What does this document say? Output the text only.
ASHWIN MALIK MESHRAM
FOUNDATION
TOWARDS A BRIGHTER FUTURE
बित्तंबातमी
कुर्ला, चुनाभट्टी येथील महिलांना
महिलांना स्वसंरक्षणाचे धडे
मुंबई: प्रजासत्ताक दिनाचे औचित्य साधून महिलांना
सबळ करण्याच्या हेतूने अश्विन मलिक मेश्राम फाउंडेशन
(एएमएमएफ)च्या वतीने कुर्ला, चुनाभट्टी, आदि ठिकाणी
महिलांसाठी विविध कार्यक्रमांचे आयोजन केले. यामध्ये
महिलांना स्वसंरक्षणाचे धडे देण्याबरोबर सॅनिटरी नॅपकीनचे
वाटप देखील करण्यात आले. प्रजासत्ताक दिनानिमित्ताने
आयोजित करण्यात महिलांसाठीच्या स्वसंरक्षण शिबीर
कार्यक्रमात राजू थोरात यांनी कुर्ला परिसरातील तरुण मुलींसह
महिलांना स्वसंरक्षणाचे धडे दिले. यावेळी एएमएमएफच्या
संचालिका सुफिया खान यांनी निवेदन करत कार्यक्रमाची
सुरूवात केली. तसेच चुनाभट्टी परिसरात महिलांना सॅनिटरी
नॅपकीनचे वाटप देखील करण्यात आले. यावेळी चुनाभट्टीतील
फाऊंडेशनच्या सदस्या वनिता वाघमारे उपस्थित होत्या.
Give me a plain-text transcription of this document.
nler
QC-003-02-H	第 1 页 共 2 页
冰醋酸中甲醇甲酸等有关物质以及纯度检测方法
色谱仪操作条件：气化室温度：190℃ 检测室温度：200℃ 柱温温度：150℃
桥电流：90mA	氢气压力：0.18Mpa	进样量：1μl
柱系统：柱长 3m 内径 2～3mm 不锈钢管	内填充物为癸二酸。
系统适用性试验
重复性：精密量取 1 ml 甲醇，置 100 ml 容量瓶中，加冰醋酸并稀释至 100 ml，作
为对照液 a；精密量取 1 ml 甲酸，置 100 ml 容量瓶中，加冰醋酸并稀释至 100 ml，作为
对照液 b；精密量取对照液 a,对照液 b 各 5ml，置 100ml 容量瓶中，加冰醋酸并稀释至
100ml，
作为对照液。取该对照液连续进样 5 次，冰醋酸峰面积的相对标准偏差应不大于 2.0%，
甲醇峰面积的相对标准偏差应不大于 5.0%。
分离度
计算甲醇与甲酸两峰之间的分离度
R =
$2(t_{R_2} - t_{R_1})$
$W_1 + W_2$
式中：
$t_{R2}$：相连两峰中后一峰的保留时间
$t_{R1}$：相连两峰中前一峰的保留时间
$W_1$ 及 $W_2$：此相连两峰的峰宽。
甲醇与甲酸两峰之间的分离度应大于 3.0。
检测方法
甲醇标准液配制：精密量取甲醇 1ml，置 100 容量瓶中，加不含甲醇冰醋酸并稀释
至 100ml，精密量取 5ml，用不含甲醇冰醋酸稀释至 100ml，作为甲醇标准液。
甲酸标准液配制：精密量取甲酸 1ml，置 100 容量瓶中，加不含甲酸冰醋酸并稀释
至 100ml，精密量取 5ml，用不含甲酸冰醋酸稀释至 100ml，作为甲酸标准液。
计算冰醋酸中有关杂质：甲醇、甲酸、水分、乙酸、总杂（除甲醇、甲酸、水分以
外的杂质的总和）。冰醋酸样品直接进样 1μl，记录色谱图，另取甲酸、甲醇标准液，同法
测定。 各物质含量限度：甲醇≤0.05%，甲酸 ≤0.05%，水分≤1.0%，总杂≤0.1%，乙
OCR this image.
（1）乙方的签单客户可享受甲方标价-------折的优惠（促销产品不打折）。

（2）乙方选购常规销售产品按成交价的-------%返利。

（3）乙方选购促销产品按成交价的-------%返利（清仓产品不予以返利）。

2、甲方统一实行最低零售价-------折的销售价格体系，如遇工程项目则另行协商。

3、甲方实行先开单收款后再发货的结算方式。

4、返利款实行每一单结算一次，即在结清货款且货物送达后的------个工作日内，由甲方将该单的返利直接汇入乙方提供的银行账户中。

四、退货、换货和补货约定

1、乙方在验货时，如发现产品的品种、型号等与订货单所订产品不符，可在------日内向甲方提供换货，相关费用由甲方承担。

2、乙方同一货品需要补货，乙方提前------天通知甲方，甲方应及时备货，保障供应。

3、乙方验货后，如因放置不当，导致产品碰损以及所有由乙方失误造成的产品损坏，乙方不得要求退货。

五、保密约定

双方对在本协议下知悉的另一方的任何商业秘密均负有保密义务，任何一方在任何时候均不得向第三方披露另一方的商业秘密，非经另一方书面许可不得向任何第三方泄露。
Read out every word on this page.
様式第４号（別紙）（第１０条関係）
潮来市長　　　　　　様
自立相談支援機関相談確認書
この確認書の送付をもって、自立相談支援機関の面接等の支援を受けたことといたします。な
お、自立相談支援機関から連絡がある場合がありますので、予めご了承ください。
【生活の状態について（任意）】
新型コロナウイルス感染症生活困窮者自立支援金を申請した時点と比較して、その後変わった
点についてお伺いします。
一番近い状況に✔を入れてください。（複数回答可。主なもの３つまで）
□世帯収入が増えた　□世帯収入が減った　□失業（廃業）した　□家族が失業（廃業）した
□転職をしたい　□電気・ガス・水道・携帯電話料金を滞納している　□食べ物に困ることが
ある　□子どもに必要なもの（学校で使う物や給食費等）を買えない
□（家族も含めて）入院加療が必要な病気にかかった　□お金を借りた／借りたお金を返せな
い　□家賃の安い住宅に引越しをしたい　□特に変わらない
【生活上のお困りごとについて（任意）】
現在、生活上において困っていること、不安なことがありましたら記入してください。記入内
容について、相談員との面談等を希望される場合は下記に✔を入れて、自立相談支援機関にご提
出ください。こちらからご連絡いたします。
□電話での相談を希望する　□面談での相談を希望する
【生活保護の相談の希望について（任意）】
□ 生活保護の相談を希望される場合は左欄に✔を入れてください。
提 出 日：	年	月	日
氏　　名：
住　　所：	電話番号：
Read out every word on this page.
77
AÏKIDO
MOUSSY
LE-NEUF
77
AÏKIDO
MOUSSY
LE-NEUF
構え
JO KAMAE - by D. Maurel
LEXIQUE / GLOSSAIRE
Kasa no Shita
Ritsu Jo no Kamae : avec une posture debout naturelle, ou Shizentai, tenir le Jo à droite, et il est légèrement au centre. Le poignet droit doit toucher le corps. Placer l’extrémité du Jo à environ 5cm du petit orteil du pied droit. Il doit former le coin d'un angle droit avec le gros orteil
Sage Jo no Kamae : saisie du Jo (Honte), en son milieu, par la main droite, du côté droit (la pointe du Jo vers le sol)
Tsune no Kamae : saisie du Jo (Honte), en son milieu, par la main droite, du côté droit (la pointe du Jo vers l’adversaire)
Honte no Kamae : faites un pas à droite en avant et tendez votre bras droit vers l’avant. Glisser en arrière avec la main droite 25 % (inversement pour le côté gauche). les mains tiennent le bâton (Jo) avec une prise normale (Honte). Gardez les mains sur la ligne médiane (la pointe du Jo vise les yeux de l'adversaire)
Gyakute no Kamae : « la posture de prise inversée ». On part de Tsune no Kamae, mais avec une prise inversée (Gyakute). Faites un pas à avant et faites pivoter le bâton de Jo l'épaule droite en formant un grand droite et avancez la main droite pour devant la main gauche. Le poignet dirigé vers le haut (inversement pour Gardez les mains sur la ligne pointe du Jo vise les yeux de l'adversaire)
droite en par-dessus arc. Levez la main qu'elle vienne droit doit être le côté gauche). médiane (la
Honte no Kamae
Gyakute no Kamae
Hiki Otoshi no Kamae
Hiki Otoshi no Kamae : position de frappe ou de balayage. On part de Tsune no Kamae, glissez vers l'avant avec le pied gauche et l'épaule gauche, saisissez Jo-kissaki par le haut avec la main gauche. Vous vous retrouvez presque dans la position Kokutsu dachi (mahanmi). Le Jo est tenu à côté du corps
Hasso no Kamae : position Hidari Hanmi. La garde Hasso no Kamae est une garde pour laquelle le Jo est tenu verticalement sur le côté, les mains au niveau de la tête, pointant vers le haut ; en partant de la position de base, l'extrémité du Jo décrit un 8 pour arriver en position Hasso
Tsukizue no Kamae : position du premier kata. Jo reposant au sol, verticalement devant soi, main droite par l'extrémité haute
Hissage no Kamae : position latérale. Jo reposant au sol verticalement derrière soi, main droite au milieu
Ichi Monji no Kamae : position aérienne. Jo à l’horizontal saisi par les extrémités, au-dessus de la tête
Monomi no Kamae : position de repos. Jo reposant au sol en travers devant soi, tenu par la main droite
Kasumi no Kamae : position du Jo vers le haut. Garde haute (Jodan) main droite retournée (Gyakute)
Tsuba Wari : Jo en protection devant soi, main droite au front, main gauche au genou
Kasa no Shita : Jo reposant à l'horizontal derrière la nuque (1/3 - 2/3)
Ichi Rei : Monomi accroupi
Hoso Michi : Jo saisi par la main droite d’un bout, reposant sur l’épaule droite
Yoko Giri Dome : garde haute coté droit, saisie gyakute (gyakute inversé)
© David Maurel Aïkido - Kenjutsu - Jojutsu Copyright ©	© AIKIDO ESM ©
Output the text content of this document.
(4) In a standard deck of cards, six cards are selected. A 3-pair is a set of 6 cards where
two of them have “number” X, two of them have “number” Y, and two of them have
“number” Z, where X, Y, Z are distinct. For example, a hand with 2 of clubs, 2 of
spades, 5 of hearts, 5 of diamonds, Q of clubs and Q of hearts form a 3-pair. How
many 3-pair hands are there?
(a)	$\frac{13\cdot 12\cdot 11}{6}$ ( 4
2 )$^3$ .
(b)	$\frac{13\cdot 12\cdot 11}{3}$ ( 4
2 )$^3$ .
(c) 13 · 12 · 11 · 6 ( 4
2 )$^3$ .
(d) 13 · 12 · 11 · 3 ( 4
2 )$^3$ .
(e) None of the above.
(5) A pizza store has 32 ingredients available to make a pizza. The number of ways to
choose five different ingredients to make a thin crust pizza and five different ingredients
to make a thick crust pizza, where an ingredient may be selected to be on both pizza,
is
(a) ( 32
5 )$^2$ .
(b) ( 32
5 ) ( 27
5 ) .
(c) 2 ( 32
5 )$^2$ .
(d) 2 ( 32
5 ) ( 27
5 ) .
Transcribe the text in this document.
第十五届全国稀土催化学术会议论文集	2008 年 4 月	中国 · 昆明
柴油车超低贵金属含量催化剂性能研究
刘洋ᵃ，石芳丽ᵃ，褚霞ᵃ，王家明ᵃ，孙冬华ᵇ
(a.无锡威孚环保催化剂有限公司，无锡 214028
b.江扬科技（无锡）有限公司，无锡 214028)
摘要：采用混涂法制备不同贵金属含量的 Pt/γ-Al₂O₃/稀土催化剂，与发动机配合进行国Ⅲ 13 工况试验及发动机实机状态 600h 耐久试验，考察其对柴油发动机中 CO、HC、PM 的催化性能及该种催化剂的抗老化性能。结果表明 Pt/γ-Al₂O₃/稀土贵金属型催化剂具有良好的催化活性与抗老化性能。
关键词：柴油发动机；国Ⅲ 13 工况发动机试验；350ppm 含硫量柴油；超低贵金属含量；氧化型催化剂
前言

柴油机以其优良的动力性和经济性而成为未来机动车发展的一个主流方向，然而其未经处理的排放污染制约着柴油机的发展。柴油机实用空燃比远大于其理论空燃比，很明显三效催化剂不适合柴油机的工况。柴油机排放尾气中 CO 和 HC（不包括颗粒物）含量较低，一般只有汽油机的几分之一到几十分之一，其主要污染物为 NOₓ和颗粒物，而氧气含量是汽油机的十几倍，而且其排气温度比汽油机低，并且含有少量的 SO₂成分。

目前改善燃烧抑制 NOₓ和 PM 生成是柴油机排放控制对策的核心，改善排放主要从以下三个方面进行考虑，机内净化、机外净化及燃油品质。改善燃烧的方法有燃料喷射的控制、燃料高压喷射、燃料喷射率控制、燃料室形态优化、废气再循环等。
....
## Task description
Transcribe exactly, and only, the lines from the one bearing "Transcribe the text in this document." through the last line of the entries, counting both.

## Result for this task
Transcribe the text in this document.
第十五届全国稀土催化学术会议论文集	2008 年 4 月	中国 · 昆明
柴油车超低贵金属含量催化剂性能研究
刘洋ᵃ，石芳丽ᵃ，褚霞ᵃ，王家明ᵃ，孙冬华ᵇ
(a.无锡威孚环保催化剂有限公司，无锡 214028
b.江扬科技（无锡）有限公司，无锡 214028)
摘要：采用混涂法制备不同贵金属含量的 Pt/γ-Al₂O₃/稀土催化剂，与发动机配合进行国Ⅲ 13 工况试验及发动机实机状态 600h 耐久试验，考察其对柴油发动机中 CO、HC、PM 的催化性能及该种催化剂的抗老化性能。结果表明 Pt/γ-Al₂O₃/稀土贵金属型催化剂具有良好的催化活性与抗老化性能。
关键词：柴油发动机；国Ⅲ 13 工况发动机试验；350ppm 含硫量柴油；超低贵金属含量；氧化型催化剂
前言

柴油机以其优良的动力性和经济性而成为未来机动车发展的一个主流方向，然而其未经处理的排放污染制约着柴油机的发展。柴油机实用空燃比远大于其理论空燃比，很明显三效催化剂不适合柴油机的工况。柴油机排放尾气中 CO 和 HC（不包括颗粒物）含量较低，一般只有汽油机的几分之一到几十分之一，其主要污染物为 NOₓ和颗粒物，而氧气含量是汽油机的十几倍，而且其排气温度比汽油机低，并且含有少量的 SO₂成分。

目前改善燃烧抑制 NOₓ和 PM 生成是柴油机排放控制对策的核心，改善排放主要从以下三个方面进行考虑，机内净化、机外净化及燃油品质。改善燃烧的方法有燃料喷射的控制、燃料高压喷射、燃料喷射率控制、燃料室形态优化、废气再循环等。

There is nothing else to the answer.